[Goal of the exercise]
Select the lines of the records containing the word "with" and list them.

[Dataset records]
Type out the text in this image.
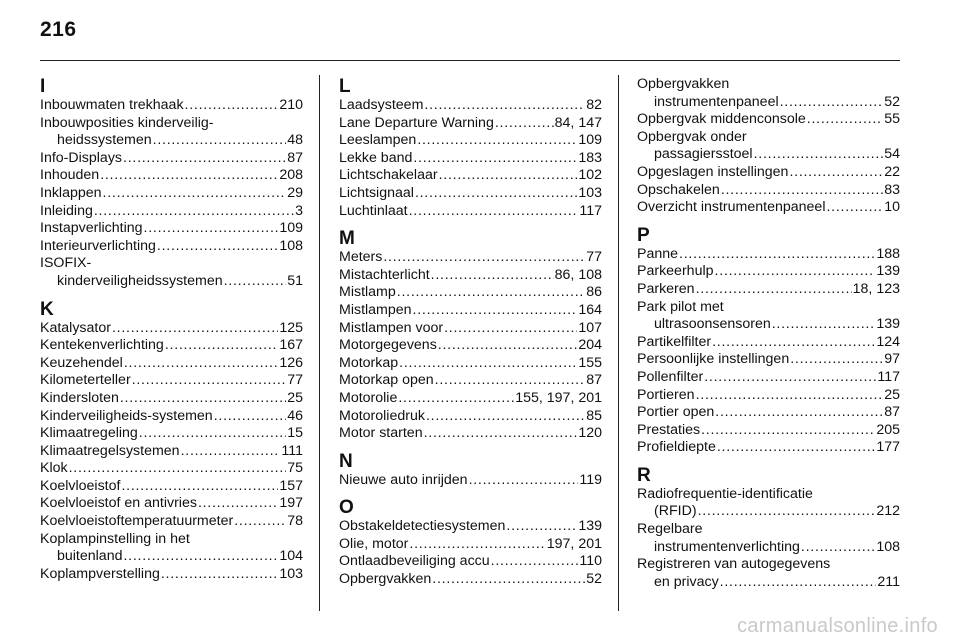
216
I
Inbouwmaten trekhaak . . .	210
Inbouwposities kinderveilig-
heidssystemen . . .	48
Info-Displays . . .	87
Inhouden . . .	208
Inklappen . . .	29
Inleiding . . .	3
Instapverlichting . . .	109
Interieurverlichting . . .	108
ISOFIX-
kinderveiligheidssystemen . . .	51
K
Katalysator . . .	125
Kentekenverlichting . . .	167
Keuzehendel . . .	126
Kilometerteller . . .	77
Kindersloten . . .	25
Kinderveiligheids-systemen . . .	46
Klimaatregeling . . .	15
Klimaatregelsystemen . . .	111
Klok . . .	75
Koelvloeistof . . .	157
Koelvloeistof en antivries . . .	197
Koelvloeistoftemperatuurmeter . . .	78
Koplampinstelling in het
buitenland . . .	104
Koplampverstelling . . .	103
L
Laadsysteem . . .	82
Lane Departure Warning . . .	84, 147
Leeslampen . . .	109
Lekke band . . .	183
Lichtschakelaar . . .	102
Lichtsignaal . . .	103
Luchtinlaat . . .	117
M
Meters . . .	77
Mistachterlicht . . .	86, 108
Mistlamp . . .	86
Mistlampen . . .	164
Mistlampen voor . . .	107
Motorgegevens . . .	204
Motorkap . . .	155
Motorkap open . . .	87
Motorolie . . .	155, 197, 201
Motoroliedruk . . .	85
Motor starten . . .	120
N
Nieuwe auto inrijden . . .	119
O
Obstakeldetectiesystemen . . .	139
Olie, motor . . .	197, 201
Ontlaadbeveiliging accu . . .	110
Opbergvakken . . .	52
Opbergvakken
instrumentenpaneel . . .	52
Opbergvak middenconsole . . .	55
Opbergvak onder
passagiersstoel . . .	54
Opgeslagen instellingen . . .	22
Opschakelen . . .	83
Overzicht instrumentenpaneel . . .	10
P
Panne . . .	188
Parkeerhulp . . .	139
Parkeren . . .	18, 123
Park pilot met
ultrasoonsensoren . . .	139
Partikelfilter . . .	124
Persoonlijke instellingen . . .	97
Pollenfilter . . .	117
Portieren . . .	25
Portier open . . .	87
Prestaties . . .	205
Profieldiepte . . .	177
R
Radiofrequentie-identificatie
(RFID) . . .	212
Regelbare
instrumentenverlichting . . .	108
Registreren van autogegevens
en privacy . . .	211
carmanualsonline.info
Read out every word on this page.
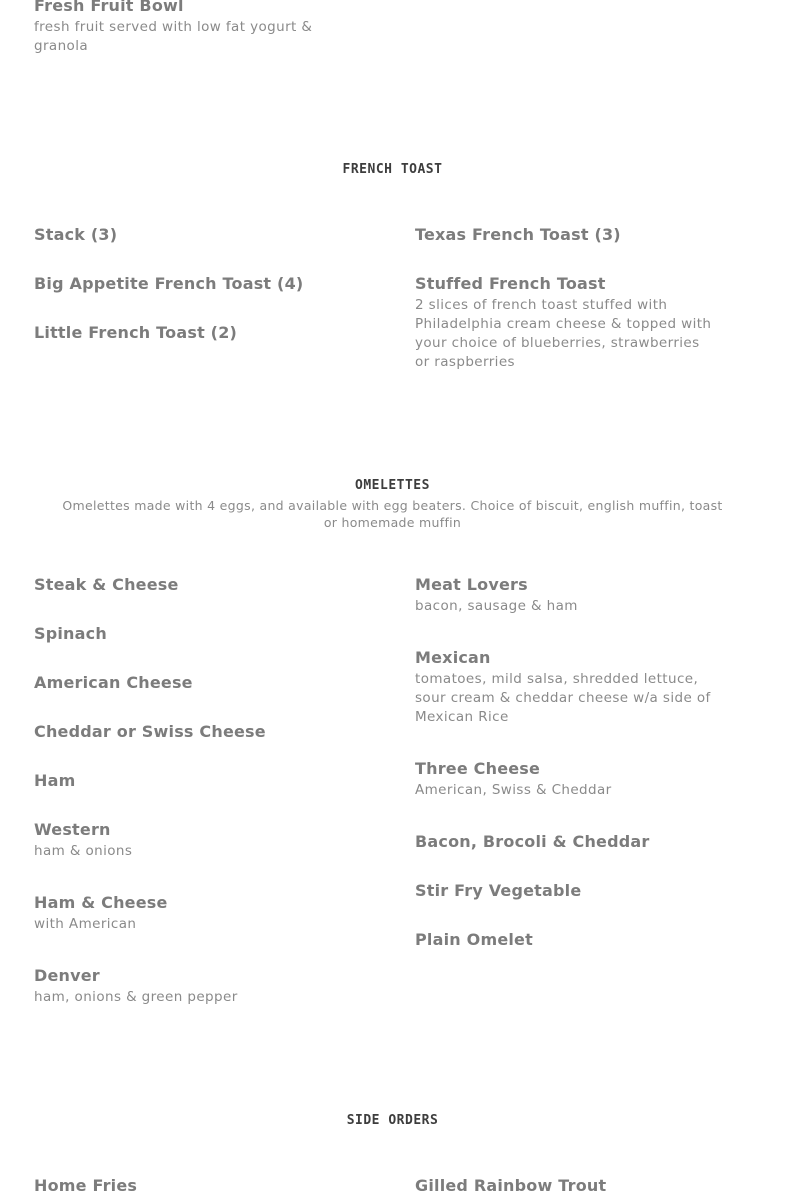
Fresh Fruit Bowl
fresh fruit served with low fat yogurt & granola
FRENCH TOAST
Stack (3)
Big Appetite French Toast (4)
Little French Toast (2)
Texas French Toast (3)
Stuffed French Toast
2 slices of french toast stuffed with Philadelphia cream cheese & topped with your choice of blueberries, strawberries or raspberries
OMELETTES
Omelettes made with 4 eggs, and available with egg beaters. Choice of biscuit, english muffin, toast or homemade muffin
Steak & Cheese
Spinach
American Cheese
Cheddar or Swiss Cheese
Ham
Western
ham & onions
Ham & Cheese
with American
Denver
ham, onions & green pepper
Meat Lovers
bacon, sausage & ham
Mexican
tomatoes, mild salsa, shredded lettuce, sour cream & cheddar cheese w/a side of Mexican Rice
Three Cheese
American, Swiss & Cheddar
Bacon, Brocoli & Cheddar
Stir Fry Vegetable
Plain Omelet
SIDE ORDERS
Home Fries	Gilled Rainbow Trout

[Finished task]
fresh fruit served with low fat yogurt & granola
2 slices of french toast stuffed with Philadelphia cream cheese & topped with your choice of blueberries, strawberries or raspberries
Omelettes made with 4 eggs, and available with egg beaters. Choice of biscuit, english muffin, toast or homemade muffin
with American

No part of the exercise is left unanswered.